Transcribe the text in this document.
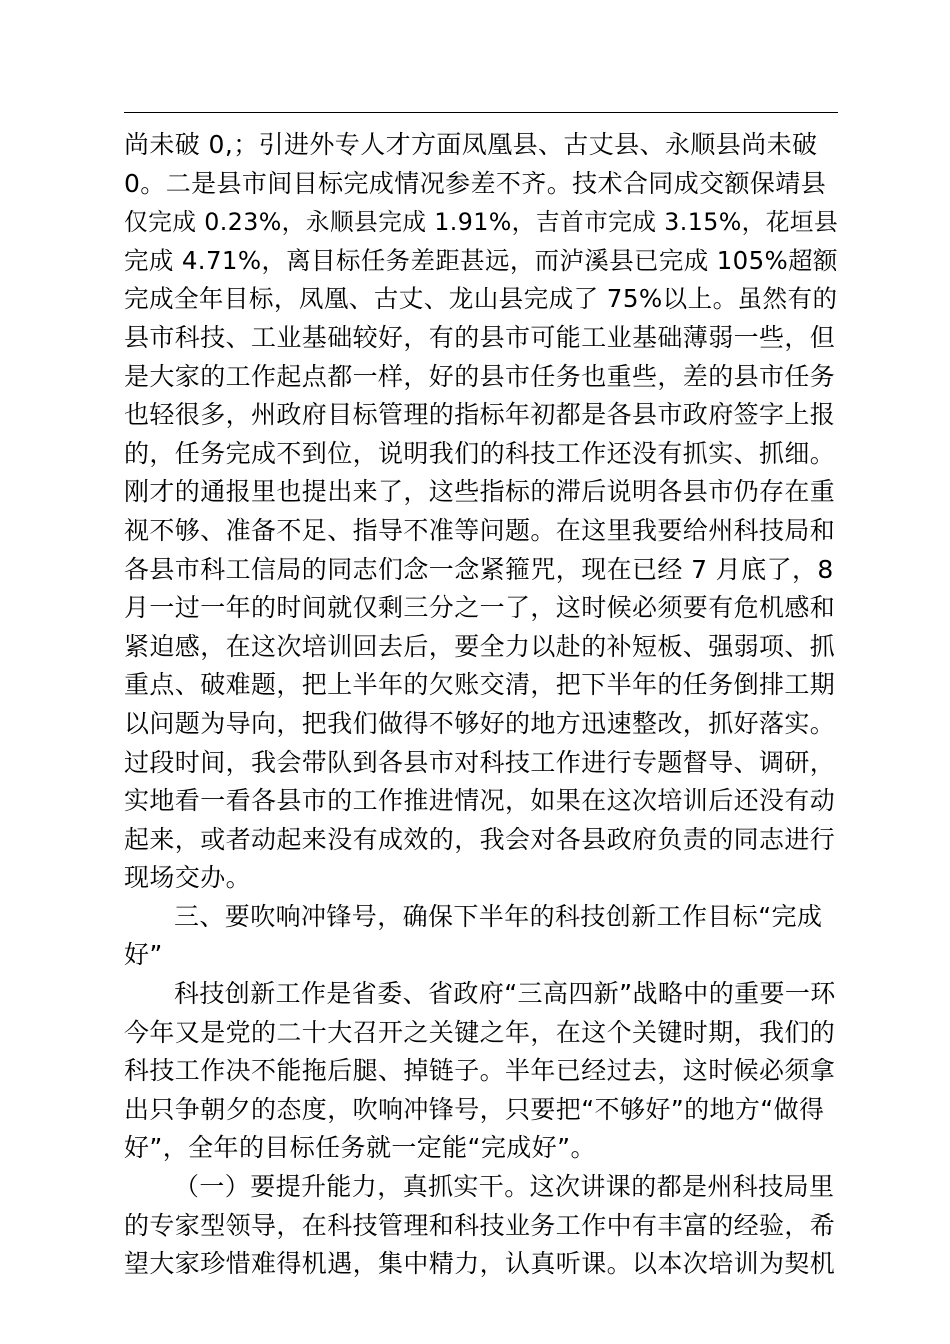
尚未破 0,；引进外专人才方面凤凰县、古丈县、永顺县尚未破
0。二是县市间目标完成情况参差不齐。技术合同成交额保靖县
仅完成 0.23%，永顺县完成 1.91%，吉首市完成 3.15%，花垣县
完成 4.71%，离目标任务差距甚远，而泸溪县已完成 105%超额
完成全年目标，凤凰、古丈、龙山县完成了 75%以上。虽然有的
县市科技、工业基础较好，有的县市可能工业基础薄弱一些，但
是大家的工作起点都一样，好的县市任务也重些，差的县市任务
也轻很多，州政府目标管理的指标年初都是各县市政府签字上报
的，任务完成不到位，说明我们的科技工作还没有抓实、抓细。
刚才的通报里也提出来了，这些指标的滞后说明各县市仍存在重
视不够、准备不足、指导不准等问题。在这里我要给州科技局和
各县市科工信局的同志们念一念紧箍咒，现在已经 7 月底了，8
月一过一年的时间就仅剩三分之一了，这时候必须要有危机感和
紧迫感，在这次培训回去后，要全力以赴的补短板、强弱项、抓
重点、破难题，把上半年的欠账交清，把下半年的任务倒排工期
以问题为导向，把我们做得不够好的地方迅速整改，抓好落实。
过段时间，我会带队到各县市对科技工作进行专题督导、调研，
实地看一看各县市的工作推进情况，如果在这次培训后还没有动
起来，或者动起来没有成效的，我会对各县政府负责的同志进行
现场交办。
三、要吹响冲锋号，确保下半年的科技创新工作目标“完成
好”
科技创新工作是省委、省政府“三高四新”战略中的重要一环
今年又是党的二十大召开之关键之年，在这个关键时期，我们的
科技工作决不能拖后腿、掉链子。半年已经过去，这时候必须拿
出只争朝夕的态度，吹响冲锋号，只要把“不够好”的地方“做得
好”，全年的目标任务就一定能“完成好”。
（一）要提升能力，真抓实干。这次讲课的都是州科技局里
的专家型领导，在科技管理和科技业务工作中有丰富的经验，希
望大家珍惜难得机遇，集中精力，认真听课。以本次培训为契机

==*==

Task instructions:
Make an exact copy of the records shown above, without the pictures.

Output for this exercise:
Transcribe the text in this document.
尚未破 0,；引进外专人才方面凤凰县、古丈县、永顺县尚未破
0。二是县市间目标完成情况参差不齐。技术合同成交额保靖县
仅完成 0.23%，永顺县完成 1.91%，吉首市完成 3.15%，花垣县
完成 4.71%，离目标任务差距甚远，而泸溪县已完成 105%超额
完成全年目标，凤凰、古丈、龙山县完成了 75%以上。虽然有的
县市科技、工业基础较好，有的县市可能工业基础薄弱一些，但
是大家的工作起点都一样，好的县市任务也重些，差的县市任务
也轻很多，州政府目标管理的指标年初都是各县市政府签字上报
的，任务完成不到位，说明我们的科技工作还没有抓实、抓细。
刚才的通报里也提出来了，这些指标的滞后说明各县市仍存在重
视不够、准备不足、指导不准等问题。在这里我要给州科技局和
各县市科工信局的同志们念一念紧箍咒，现在已经 7 月底了，8
月一过一年的时间就仅剩三分之一了，这时候必须要有危机感和
紧迫感，在这次培训回去后，要全力以赴的补短板、强弱项、抓
重点、破难题，把上半年的欠账交清，把下半年的任务倒排工期
以问题为导向，把我们做得不够好的地方迅速整改，抓好落实。
过段时间，我会带队到各县市对科技工作进行专题督导、调研，
实地看一看各县市的工作推进情况，如果在这次培训后还没有动
起来，或者动起来没有成效的，我会对各县政府负责的同志进行
现场交办。
三、要吹响冲锋号，确保下半年的科技创新工作目标“完成
好”
科技创新工作是省委、省政府“三高四新”战略中的重要一环
今年又是党的二十大召开之关键之年，在这个关键时期，我们的
科技工作决不能拖后腿、掉链子。半年已经过去，这时候必须拿
出只争朝夕的态度，吹响冲锋号，只要把“不够好”的地方“做得
好”，全年的目标任务就一定能“完成好”。
（一）要提升能力，真抓实干。这次讲课的都是州科技局里
的专家型领导，在科技管理和科技业务工作中有丰富的经验，希
望大家珍惜难得机遇，集中精力，认真听课。以本次培训为契机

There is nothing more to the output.